## PROVIDED RECORDS
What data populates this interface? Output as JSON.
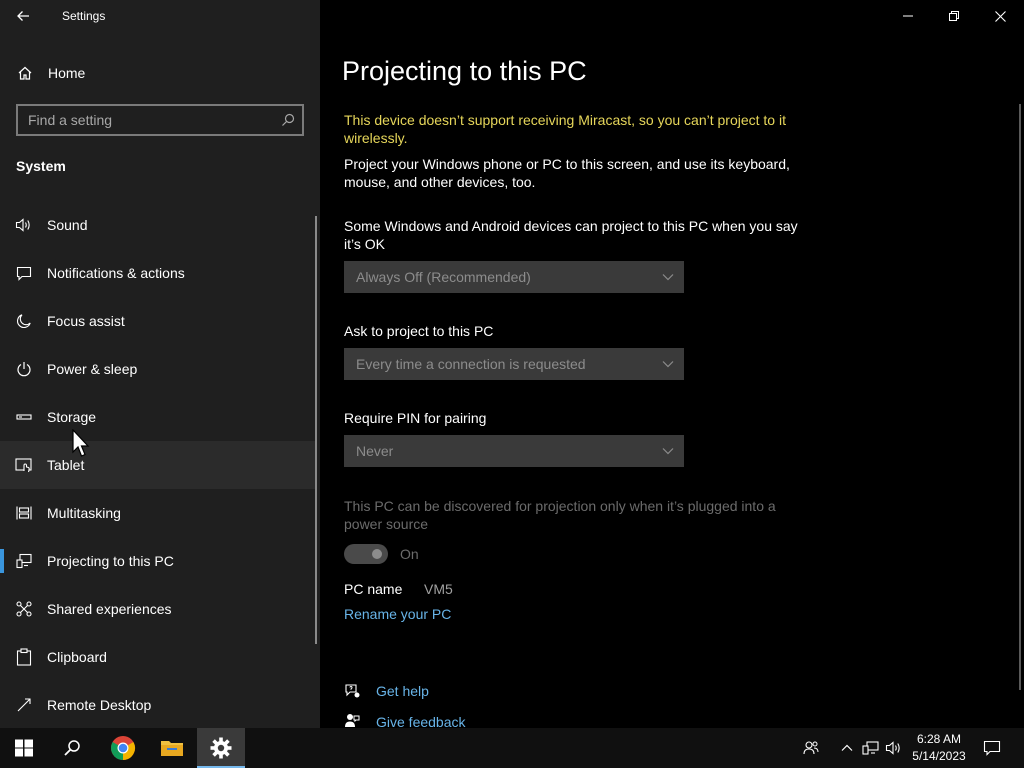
{
  "window": {
    "app_title": "Settings"
  },
  "sidebar": {
    "home_label": "Home",
    "search_placeholder": "Find a setting",
    "section_title": "System",
    "items": [
      {
        "label": "Sound",
        "icon": "speaker-icon"
      },
      {
        "label": "Notifications & actions",
        "icon": "notification-icon"
      },
      {
        "label": "Focus assist",
        "icon": "moon-icon"
      },
      {
        "label": "Power & sleep",
        "icon": "power-icon"
      },
      {
        "label": "Storage",
        "icon": "storage-icon"
      },
      {
        "label": "Tablet",
        "icon": "tablet-icon"
      },
      {
        "label": "Multitasking",
        "icon": "multitasking-icon"
      },
      {
        "label": "Projecting to this PC",
        "icon": "projecting-icon"
      },
      {
        "label": "Shared experiences",
        "icon": "shared-experiences-icon"
      },
      {
        "label": "Clipboard",
        "icon": "clipboard-icon"
      },
      {
        "label": "Remote Desktop",
        "icon": "remote-desktop-icon"
      }
    ]
  },
  "main": {
    "title": "Projecting to this PC",
    "warning": "This device doesn’t support receiving Miracast, so you can’t project to it wirelessly.",
    "intro": "Project your Windows phone or PC to this screen, and use its keyboard, mouse, and other devices, too.",
    "availability_label": "Some Windows and Android devices can project to this PC when you say it’s OK",
    "availability_value": "Always Off (Recommended)",
    "ask_label": "Ask to project to this PC",
    "ask_value": "Every time a connection is requested",
    "pin_label": "Require PIN for pairing",
    "pin_value": "Never",
    "power_note": "This PC can be discovered for projection only when it’s plugged into a power source",
    "toggle_state": "On",
    "pc_name_label": "PC name",
    "pc_name_value": "VM5",
    "rename_link": "Rename your PC",
    "get_help": "Get help",
    "give_feedback": "Give feedback"
  },
  "taskbar": {
    "time": "6:28 AM",
    "date": "5/14/2023"
  },
  "colors": {
    "accent": "#3a96dd",
    "link": "#68b4e8",
    "warning": "#e6d65a",
    "sidebar_bg": "#1f1f1f",
    "main_bg": "#000000"
  }
}
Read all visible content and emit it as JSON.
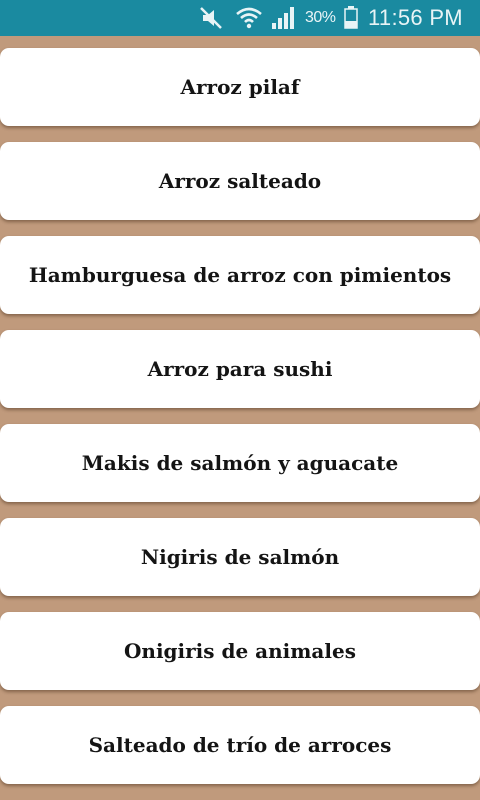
{
  "status_bar": {
    "battery_percent": "30%",
    "time": "11:56 PM",
    "icons": [
      "mute-icon",
      "wifi-icon",
      "signal-icon",
      "battery-icon"
    ],
    "background": "#1a8aa0"
  },
  "recipes": [
    {
      "label": "Arroz pilaf"
    },
    {
      "label": "Arroz salteado"
    },
    {
      "label": "Hamburguesa de arroz con pimientos"
    },
    {
      "label": "Arroz para sushi"
    },
    {
      "label": "Makis de salmón y aguacate"
    },
    {
      "label": "Nigiris de salmón"
    },
    {
      "label": "Onigiris de animales"
    },
    {
      "label": "Salteado de trío de arroces"
    }
  ],
  "colors": {
    "page_background": "#c09a7c",
    "card_background": "#ffffff",
    "text": "#141414"
  }
}
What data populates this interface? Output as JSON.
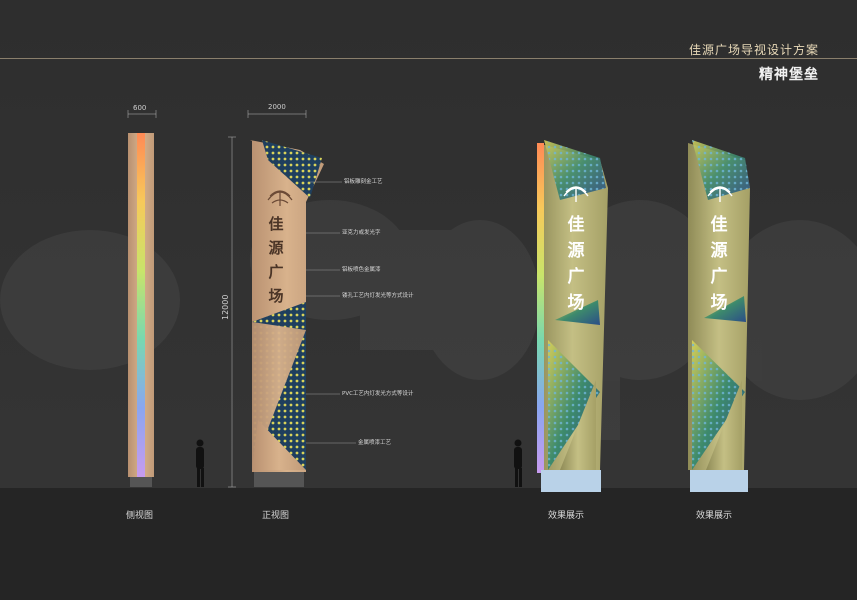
{
  "header": {
    "title": "佳源广场导视设计方案",
    "subtitle": "精神堡垒"
  },
  "dimensions": {
    "side_width": "600",
    "front_width": "2000",
    "height": "12000"
  },
  "sign": {
    "chars": [
      "佳",
      "源",
      "广",
      "场"
    ]
  },
  "callouts": [
    "铝板雕刻金工艺",
    "亚克力或发光字",
    "铝板喷色金属漆",
    "镂孔工艺内灯发光等方式设计",
    "PVC工艺内灯发光方式等设计",
    "金属喷漆工艺"
  ],
  "captions": {
    "side_view": "侧视图",
    "front_view": "正视图",
    "effect_1": "效果展示",
    "effect_2": "效果展示"
  },
  "colors": {
    "background": "#2b2b2b",
    "gold": "#c9a27a",
    "header_text": "#e8d9b8"
  }
}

## REQUIREMENTS
Transcribe the material as is, with images omitted.

## EXERCISE RESULT
What data populates this interface? Output as JSON.
{
  "window": {
    "app_title": "Settings"
  },
  "sidebar": {
    "home_label": "Home",
    "search_placeholder": "Find a setting",
    "section_title": "System",
    "items": [
      {
        "label": "Sound",
        "icon": "speaker-icon"
      },
      {
        "label": "Notifications & actions",
        "icon": "notification-icon"
      },
      {
        "label": "Focus assist",
        "icon": "moon-icon"
      },
      {
        "label": "Power & sleep",
        "icon": "power-icon"
      },
      {
        "label": "Storage",
        "icon": "storage-icon"
      },
      {
        "label": "Tablet",
        "icon": "tablet-icon"
      },
      {
        "label": "Multitasking",
        "icon": "multitasking-icon"
      },
      {
        "label": "Projecting to this PC",
        "icon": "projecting-icon"
      },
      {
        "label": "Shared experiences",
        "icon": "shared-experiences-icon"
      },
      {
        "label": "Clipboard",
        "icon": "clipboard-icon"
      },
      {
        "label": "Remote Desktop",
        "icon": "remote-desktop-icon"
      }
    ]
  },
  "main": {
    "title": "Projecting to this PC",
    "warning": "This device doesn’t support receiving Miracast, so you can’t project to it wirelessly.",
    "intro": "Project your Windows phone or PC to this screen, and use its keyboard, mouse, and other devices, too.",
    "availability_label": "Some Windows and Android devices can project to this PC when you say it’s OK",
    "availability_value": "Always Off (Recommended)",
    "ask_label": "Ask to project to this PC",
    "ask_value": "Every time a connection is requested",
    "pin_label": "Require PIN for pairing",
    "pin_value": "Never",
    "power_note": "This PC can be discovered for projection only when it’s plugged into a power source",
    "toggle_state": "On",
    "pc_name_label": "PC name",
    "pc_name_value": "VM5",
    "rename_link": "Rename your PC",
    "get_help": "Get help",
    "give_feedback": "Give feedback"
  },
  "taskbar": {
    "time": "6:28 AM",
    "date": "5/14/2023"
  },
  "colors": {
    "accent": "#3a96dd",
    "link": "#68b4e8",
    "warning": "#e6d65a",
    "sidebar_bg": "#1f1f1f",
    "main_bg": "#000000"
  }
}
Read all visible content and emit it as JSON.
{
  "status_bar": {
    "battery_percent": "30%",
    "time": "11:56 PM",
    "icons": [
      "mute-icon",
      "wifi-icon",
      "signal-icon",
      "battery-icon"
    ],
    "background": "#1a8aa0"
  },
  "recipes": [
    {
      "label": "Arroz pilaf"
    },
    {
      "label": "Arroz salteado"
    },
    {
      "label": "Hamburguesa de arroz con pimientos"
    },
    {
      "label": "Arroz para sushi"
    },
    {
      "label": "Makis de salmón y aguacate"
    },
    {
      "label": "Nigiris de salmón"
    },
    {
      "label": "Onigiris de animales"
    },
    {
      "label": "Salteado de trío de arroces"
    }
  ],
  "colors": {
    "page_background": "#c09a7c",
    "card_background": "#ffffff",
    "text": "#141414"
  }
}
What data populates this interface? Output as JSON.
{
  "header": {
    "title": "佳源广场导视设计方案",
    "subtitle": "精神堡垒"
  },
  "dimensions": {
    "side_width": "600",
    "front_width": "2000",
    "height": "12000"
  },
  "sign": {
    "chars": [
      "佳",
      "源",
      "广",
      "场"
    ]
  },
  "callouts": [
    "铝板雕刻金工艺",
    "亚克力或发光字",
    "铝板喷色金属漆",
    "镂孔工艺内灯发光等方式设计",
    "PVC工艺内灯发光方式等设计",
    "金属喷漆工艺"
  ],
  "captions": {
    "side_view": "侧视图",
    "front_view": "正视图",
    "effect_1": "效果展示",
    "effect_2": "效果展示"
  },
  "colors": {
    "background": "#2b2b2b",
    "gold": "#c9a27a",
    "header_text": "#e8d9b8"
  }
}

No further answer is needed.